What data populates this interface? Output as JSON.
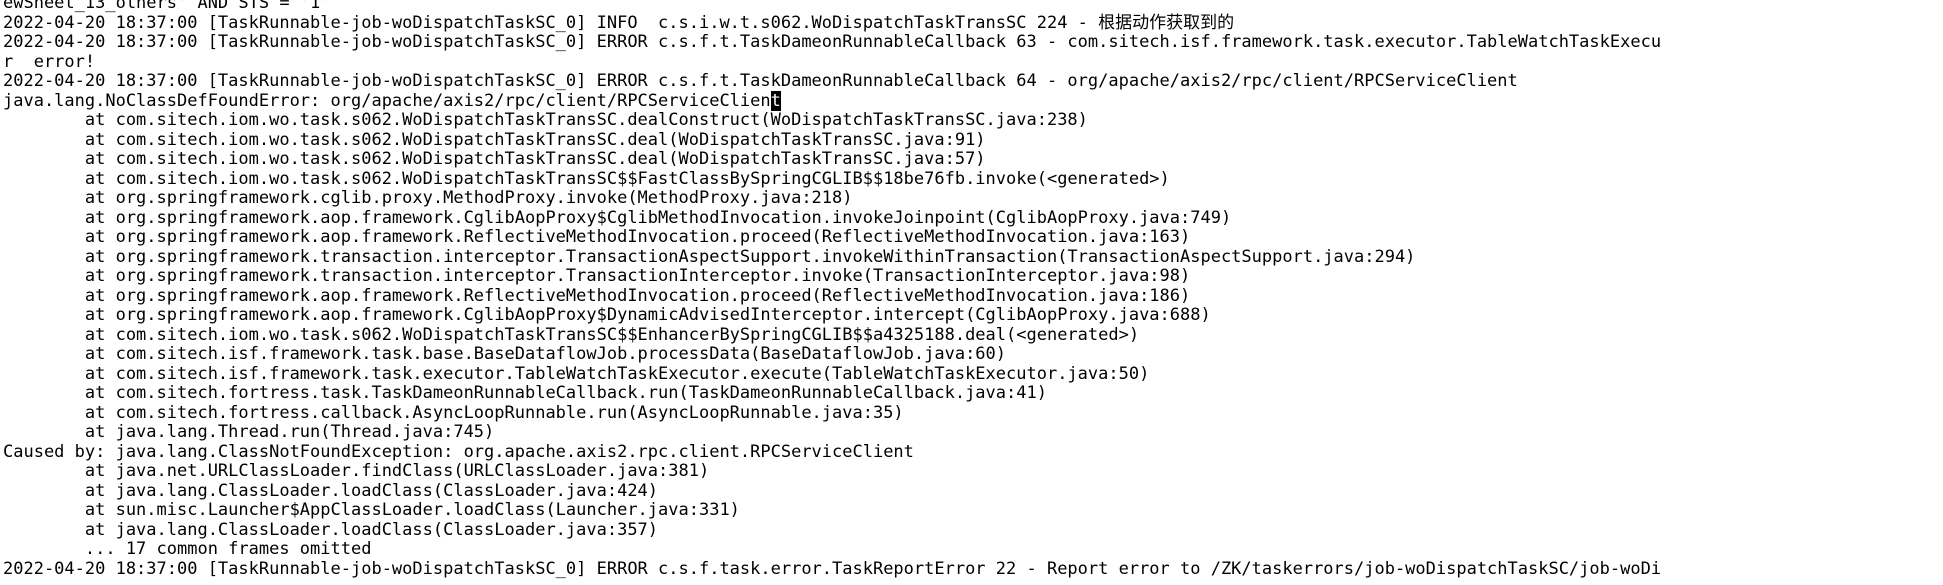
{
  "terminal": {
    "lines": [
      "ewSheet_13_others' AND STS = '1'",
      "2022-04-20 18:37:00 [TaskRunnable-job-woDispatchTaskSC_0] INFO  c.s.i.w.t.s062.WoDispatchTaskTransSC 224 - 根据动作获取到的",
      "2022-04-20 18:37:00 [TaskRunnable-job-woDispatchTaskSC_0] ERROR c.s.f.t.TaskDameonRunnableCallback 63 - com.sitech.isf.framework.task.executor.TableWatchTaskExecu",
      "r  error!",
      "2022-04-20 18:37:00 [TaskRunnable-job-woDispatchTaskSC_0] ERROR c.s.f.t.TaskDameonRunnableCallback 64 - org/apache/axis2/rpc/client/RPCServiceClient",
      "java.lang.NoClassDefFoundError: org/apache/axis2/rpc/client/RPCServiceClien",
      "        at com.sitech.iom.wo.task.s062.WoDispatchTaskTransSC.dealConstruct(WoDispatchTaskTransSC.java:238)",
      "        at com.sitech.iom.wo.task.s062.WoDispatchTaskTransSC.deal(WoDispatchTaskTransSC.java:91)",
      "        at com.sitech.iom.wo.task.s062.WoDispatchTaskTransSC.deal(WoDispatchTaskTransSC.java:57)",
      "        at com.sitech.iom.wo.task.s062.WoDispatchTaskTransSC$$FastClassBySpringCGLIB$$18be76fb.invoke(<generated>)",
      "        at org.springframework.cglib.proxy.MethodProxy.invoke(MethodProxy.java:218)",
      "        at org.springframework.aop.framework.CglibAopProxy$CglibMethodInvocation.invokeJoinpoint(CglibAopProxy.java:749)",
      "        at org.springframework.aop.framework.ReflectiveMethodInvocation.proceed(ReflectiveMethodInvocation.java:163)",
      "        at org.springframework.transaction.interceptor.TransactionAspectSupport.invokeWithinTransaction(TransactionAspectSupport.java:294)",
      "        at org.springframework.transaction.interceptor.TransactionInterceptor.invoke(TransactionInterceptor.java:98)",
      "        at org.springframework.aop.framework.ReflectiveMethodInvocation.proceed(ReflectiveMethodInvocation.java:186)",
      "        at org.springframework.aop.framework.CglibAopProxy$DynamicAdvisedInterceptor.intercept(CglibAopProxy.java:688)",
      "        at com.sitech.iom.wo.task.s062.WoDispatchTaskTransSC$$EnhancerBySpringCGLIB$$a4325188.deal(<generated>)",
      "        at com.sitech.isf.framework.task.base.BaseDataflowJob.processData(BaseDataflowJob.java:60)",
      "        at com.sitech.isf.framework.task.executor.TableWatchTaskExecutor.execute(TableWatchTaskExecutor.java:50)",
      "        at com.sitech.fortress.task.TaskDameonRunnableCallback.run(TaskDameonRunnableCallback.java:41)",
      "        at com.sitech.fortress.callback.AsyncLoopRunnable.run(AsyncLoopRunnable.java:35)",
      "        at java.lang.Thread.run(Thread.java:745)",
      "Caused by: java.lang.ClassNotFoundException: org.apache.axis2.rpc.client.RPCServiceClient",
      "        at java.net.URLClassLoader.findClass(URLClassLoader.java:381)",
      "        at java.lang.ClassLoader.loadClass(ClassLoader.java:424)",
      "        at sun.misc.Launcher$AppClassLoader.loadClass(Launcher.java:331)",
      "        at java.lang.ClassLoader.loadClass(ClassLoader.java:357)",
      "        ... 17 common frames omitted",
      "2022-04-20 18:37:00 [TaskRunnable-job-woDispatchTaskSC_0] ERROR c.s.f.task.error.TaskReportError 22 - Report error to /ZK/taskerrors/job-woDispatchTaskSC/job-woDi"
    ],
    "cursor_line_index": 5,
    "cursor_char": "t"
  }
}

=-=-=-=-=

◆ GOAL: Write out the data precisely as given, excluding the pictures.

◆ SOLUTION FOR THIS TASK:
What data populates this interface? Output as JSON.
{
  "terminal": {
    "lines": [
      "ewSheet_13_others' AND STS = '1'",
      "2022-04-20 18:37:00 [TaskRunnable-job-woDispatchTaskSC_0] INFO  c.s.i.w.t.s062.WoDispatchTaskTransSC 224 - 根据动作获取到的",
      "2022-04-20 18:37:00 [TaskRunnable-job-woDispatchTaskSC_0] ERROR c.s.f.t.TaskDameonRunnableCallback 63 - com.sitech.isf.framework.task.executor.TableWatchTaskExecu",
      "r  error!",
      "2022-04-20 18:37:00 [TaskRunnable-job-woDispatchTaskSC_0] ERROR c.s.f.t.TaskDameonRunnableCallback 64 - org/apache/axis2/rpc/client/RPCServiceClient",
      "java.lang.NoClassDefFoundError: org/apache/axis2/rpc/client/RPCServiceClien",
      "        at com.sitech.iom.wo.task.s062.WoDispatchTaskTransSC.dealConstruct(WoDispatchTaskTransSC.java:238)",
      "        at com.sitech.iom.wo.task.s062.WoDispatchTaskTransSC.deal(WoDispatchTaskTransSC.java:91)",
      "        at com.sitech.iom.wo.task.s062.WoDispatchTaskTransSC.deal(WoDispatchTaskTransSC.java:57)",
      "        at com.sitech.iom.wo.task.s062.WoDispatchTaskTransSC$$FastClassBySpringCGLIB$$18be76fb.invoke(<generated>)",
      "        at org.springframework.cglib.proxy.MethodProxy.invoke(MethodProxy.java:218)",
      "        at org.springframework.aop.framework.CglibAopProxy$CglibMethodInvocation.invokeJoinpoint(CglibAopProxy.java:749)",
      "        at org.springframework.aop.framework.ReflectiveMethodInvocation.proceed(ReflectiveMethodInvocation.java:163)",
      "        at org.springframework.transaction.interceptor.TransactionAspectSupport.invokeWithinTransaction(TransactionAspectSupport.java:294)",
      "        at org.springframework.transaction.interceptor.TransactionInterceptor.invoke(TransactionInterceptor.java:98)",
      "        at org.springframework.aop.framework.ReflectiveMethodInvocation.proceed(ReflectiveMethodInvocation.java:186)",
      "        at org.springframework.aop.framework.CglibAopProxy$DynamicAdvisedInterceptor.intercept(CglibAopProxy.java:688)",
      "        at com.sitech.iom.wo.task.s062.WoDispatchTaskTransSC$$EnhancerBySpringCGLIB$$a4325188.deal(<generated>)",
      "        at com.sitech.isf.framework.task.base.BaseDataflowJob.processData(BaseDataflowJob.java:60)",
      "        at com.sitech.isf.framework.task.executor.TableWatchTaskExecutor.execute(TableWatchTaskExecutor.java:50)",
      "        at com.sitech.fortress.task.TaskDameonRunnableCallback.run(TaskDameonRunnableCallback.java:41)",
      "        at com.sitech.fortress.callback.AsyncLoopRunnable.run(AsyncLoopRunnable.java:35)",
      "        at java.lang.Thread.run(Thread.java:745)",
      "Caused by: java.lang.ClassNotFoundException: org.apache.axis2.rpc.client.RPCServiceClient",
      "        at java.net.URLClassLoader.findClass(URLClassLoader.java:381)",
      "        at java.lang.ClassLoader.loadClass(ClassLoader.java:424)",
      "        at sun.misc.Launcher$AppClassLoader.loadClass(Launcher.java:331)",
      "        at java.lang.ClassLoader.loadClass(ClassLoader.java:357)",
      "        ... 17 common frames omitted",
      "2022-04-20 18:37:00 [TaskRunnable-job-woDispatchTaskSC_0] ERROR c.s.f.task.error.TaskReportError 22 - Report error to /ZK/taskerrors/job-woDispatchTaskSC/job-woDi"
    ],
    "cursor_line_index": 5,
    "cursor_char": "t"
  }
}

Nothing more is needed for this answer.